Document content entries

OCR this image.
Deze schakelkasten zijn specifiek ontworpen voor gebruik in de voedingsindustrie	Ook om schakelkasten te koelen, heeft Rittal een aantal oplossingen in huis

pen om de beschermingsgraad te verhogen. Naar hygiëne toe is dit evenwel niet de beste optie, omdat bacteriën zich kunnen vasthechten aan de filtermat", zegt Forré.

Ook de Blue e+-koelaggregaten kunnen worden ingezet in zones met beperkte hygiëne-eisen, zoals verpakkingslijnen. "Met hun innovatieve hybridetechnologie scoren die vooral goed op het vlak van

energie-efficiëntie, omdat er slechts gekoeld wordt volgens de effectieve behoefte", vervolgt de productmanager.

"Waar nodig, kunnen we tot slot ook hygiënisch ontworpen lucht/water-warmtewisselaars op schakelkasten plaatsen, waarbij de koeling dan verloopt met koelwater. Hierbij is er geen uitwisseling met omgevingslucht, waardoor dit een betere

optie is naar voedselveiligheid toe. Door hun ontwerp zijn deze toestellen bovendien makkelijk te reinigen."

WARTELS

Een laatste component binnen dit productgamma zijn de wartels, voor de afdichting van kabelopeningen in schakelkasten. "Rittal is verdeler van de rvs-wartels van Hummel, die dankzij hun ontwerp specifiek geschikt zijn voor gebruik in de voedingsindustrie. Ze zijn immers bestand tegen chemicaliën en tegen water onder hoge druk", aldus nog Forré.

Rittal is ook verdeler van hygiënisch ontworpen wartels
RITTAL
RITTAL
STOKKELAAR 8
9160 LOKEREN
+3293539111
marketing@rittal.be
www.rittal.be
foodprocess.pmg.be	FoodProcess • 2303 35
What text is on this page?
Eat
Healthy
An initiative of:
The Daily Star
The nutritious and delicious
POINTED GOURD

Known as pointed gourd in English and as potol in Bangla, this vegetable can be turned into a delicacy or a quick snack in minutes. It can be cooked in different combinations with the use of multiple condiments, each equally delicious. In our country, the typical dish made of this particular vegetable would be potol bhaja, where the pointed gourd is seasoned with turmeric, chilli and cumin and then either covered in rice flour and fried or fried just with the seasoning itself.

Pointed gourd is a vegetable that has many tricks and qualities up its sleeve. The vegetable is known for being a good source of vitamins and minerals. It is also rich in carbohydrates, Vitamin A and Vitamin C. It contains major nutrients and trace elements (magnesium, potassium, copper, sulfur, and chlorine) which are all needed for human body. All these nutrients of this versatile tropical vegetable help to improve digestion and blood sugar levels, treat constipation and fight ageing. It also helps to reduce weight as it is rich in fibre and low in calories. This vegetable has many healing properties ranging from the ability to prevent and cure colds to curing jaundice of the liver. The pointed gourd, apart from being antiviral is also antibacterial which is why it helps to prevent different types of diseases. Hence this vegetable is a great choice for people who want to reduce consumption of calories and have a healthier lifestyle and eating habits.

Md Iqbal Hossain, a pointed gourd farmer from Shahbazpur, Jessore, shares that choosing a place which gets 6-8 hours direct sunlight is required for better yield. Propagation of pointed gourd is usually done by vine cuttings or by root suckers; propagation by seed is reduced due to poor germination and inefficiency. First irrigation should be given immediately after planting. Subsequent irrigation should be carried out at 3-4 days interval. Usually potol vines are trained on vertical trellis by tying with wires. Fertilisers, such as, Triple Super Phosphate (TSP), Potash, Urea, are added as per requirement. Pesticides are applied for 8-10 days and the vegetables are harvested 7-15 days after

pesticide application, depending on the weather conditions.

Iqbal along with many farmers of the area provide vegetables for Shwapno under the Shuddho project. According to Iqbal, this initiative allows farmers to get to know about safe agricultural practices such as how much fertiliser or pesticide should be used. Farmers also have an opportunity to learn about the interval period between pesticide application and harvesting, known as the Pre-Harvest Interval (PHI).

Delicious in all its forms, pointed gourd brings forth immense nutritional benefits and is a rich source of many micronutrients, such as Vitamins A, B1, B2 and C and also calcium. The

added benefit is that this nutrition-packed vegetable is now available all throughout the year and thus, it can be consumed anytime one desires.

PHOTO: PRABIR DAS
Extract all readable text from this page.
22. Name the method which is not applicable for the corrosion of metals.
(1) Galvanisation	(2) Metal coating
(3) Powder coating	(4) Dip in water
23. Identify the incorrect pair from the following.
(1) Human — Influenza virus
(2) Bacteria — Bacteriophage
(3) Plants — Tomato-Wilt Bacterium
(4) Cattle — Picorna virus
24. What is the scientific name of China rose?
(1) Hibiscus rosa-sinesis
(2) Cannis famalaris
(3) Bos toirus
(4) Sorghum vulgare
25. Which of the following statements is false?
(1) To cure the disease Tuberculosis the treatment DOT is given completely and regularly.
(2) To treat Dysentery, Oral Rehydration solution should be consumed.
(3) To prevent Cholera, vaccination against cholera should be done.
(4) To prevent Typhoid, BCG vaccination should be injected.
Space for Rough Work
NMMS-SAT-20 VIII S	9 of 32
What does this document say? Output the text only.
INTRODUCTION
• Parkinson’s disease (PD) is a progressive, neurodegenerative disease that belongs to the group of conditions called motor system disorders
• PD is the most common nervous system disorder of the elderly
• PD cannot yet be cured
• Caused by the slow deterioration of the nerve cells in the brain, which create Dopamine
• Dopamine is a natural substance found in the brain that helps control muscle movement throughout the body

→ PROBLEM DESCRIPTION
Each entry above is to be duplicated exactly, with nothing left out.

→ SOLUTION TO THE EXERCISE
OCR this image.
Deze schakelkasten zijn specifiek ontworpen voor gebruik in de voedingsindustrie	Ook om schakelkasten te koelen, heeft Rittal een aantal oplossingen in huis

pen om de beschermingsgraad te verhogen. Naar hygiëne toe is dit evenwel niet de beste optie, omdat bacteriën zich kunnen vasthechten aan de filtermat", zegt Forré.

Ook de Blue e+-koelaggregaten kunnen worden ingezet in zones met beperkte hygiëne-eisen, zoals verpakkingslijnen. "Met hun innovatieve hybridetechnologie scoren die vooral goed op het vlak van

energie-efficiëntie, omdat er slechts gekoeld wordt volgens de effectieve behoefte", vervolgt de productmanager.

"Waar nodig, kunnen we tot slot ook hygiënisch ontworpen lucht/water-warmtewisselaars op schakelkasten plaatsen, waarbij de koeling dan verloopt met koelwater. Hierbij is er geen uitwisseling met omgevingslucht, waardoor dit een betere

optie is naar voedselveiligheid toe. Door hun ontwerp zijn deze toestellen bovendien makkelijk te reinigen."

WARTELS

Een laatste component binnen dit productgamma zijn de wartels, voor de afdichting van kabelopeningen in schakelkasten. "Rittal is verdeler van de rvs-wartels van Hummel, die dankzij hun ontwerp specifiek geschikt zijn voor gebruik in de voedingsindustrie. Ze zijn immers bestand tegen chemicaliën en tegen water onder hoge druk", aldus nog Forré.

Rittal is ook verdeler van hygiënisch ontworpen wartels
RITTAL
RITTAL
STOKKELAAR 8
9160 LOKEREN
+3293539111
marketing@rittal.be
www.rittal.be
foodprocess.pmg.be	FoodProcess • 2303 35
What text is on this page?
Eat
Healthy
An initiative of:
The Daily Star
The nutritious and delicious
POINTED GOURD

Known as pointed gourd in English and as potol in Bangla, this vegetable can be turned into a delicacy or a quick snack in minutes. It can be cooked in different combinations with the use of multiple condiments, each equally delicious. In our country, the typical dish made of this particular vegetable would be potol bhaja, where the pointed gourd is seasoned with turmeric, chilli and cumin and then either covered in rice flour and fried or fried just with the seasoning itself.

Pointed gourd is a vegetable that has many tricks and qualities up its sleeve. The vegetable is known for being a good source of vitamins and minerals. It is also rich in carbohydrates, Vitamin A and Vitamin C. It contains major nutrients and trace elements (magnesium, potassium, copper, sulfur, and chlorine) which are all needed for human body. All these nutrients of this versatile tropical vegetable help to improve digestion and blood sugar levels, treat constipation and fight ageing. It also helps to reduce weight as it is rich in fibre and low in calories. This vegetable has many healing properties ranging from the ability to prevent and cure colds to curing jaundice of the liver. The pointed gourd, apart from being antiviral is also antibacterial which is why it helps to prevent different types of diseases. Hence this vegetable is a great choice for people who want to reduce consumption of calories and have a healthier lifestyle and eating habits.

Md Iqbal Hossain, a pointed gourd farmer from Shahbazpur, Jessore, shares that choosing a place which gets 6-8 hours direct sunlight is required for better yield. Propagation of pointed gourd is usually done by vine cuttings or by root suckers; propagation by seed is reduced due to poor germination and inefficiency. First irrigation should be given immediately after planting. Subsequent irrigation should be carried out at 3-4 days interval. Usually potol vines are trained on vertical trellis by tying with wires. Fertilisers, such as, Triple Super Phosphate (TSP), Potash, Urea, are added as per requirement. Pesticides are applied for 8-10 days and the vegetables are harvested 7-15 days after

pesticide application, depending on the weather conditions.

Iqbal along with many farmers of the area provide vegetables for Shwapno under the Shuddho project. According to Iqbal, this initiative allows farmers to get to know about safe agricultural practices such as how much fertiliser or pesticide should be used. Farmers also have an opportunity to learn about the interval period between pesticide application and harvesting, known as the Pre-Harvest Interval (PHI).

Delicious in all its forms, pointed gourd brings forth immense nutritional benefits and is a rich source of many micronutrients, such as Vitamins A, B1, B2 and C and also calcium. The

added benefit is that this nutrition-packed vegetable is now available all throughout the year and thus, it can be consumed anytime one desires.

PHOTO: PRABIR DAS
Extract all readable text from this page.
22. Name the method which is not applicable for the corrosion of metals.
(1) Galvanisation	(2) Metal coating
(3) Powder coating	(4) Dip in water
23. Identify the incorrect pair from the following.
(1) Human — Influenza virus
(2) Bacteria — Bacteriophage
(3) Plants — Tomato-Wilt Bacterium
(4) Cattle — Picorna virus
24. What is the scientific name of China rose?
(1) Hibiscus rosa-sinesis
(2) Cannis famalaris
(3) Bos toirus
(4) Sorghum vulgare
25. Which of the following statements is false?
(1) To cure the disease Tuberculosis the treatment DOT is given completely and regularly.
(2) To treat Dysentery, Oral Rehydration solution should be consumed.
(3) To prevent Cholera, vaccination against cholera should be done.
(4) To prevent Typhoid, BCG vaccination should be injected.
Space for Rough Work
NMMS-SAT-20 VIII S	9 of 32
What does this document say? Output the text only.
INTRODUCTION
• Parkinson’s disease (PD) is a progressive, neurodegenerative disease that belongs to the group of conditions called motor system disorders
• PD is the most common nervous system disorder of the elderly
• PD cannot yet be cured
• Caused by the slow deterioration of the nerve cells in the brain, which create Dopamine
• Dopamine is a natural substance found in the brain that helps control muscle movement throughout the body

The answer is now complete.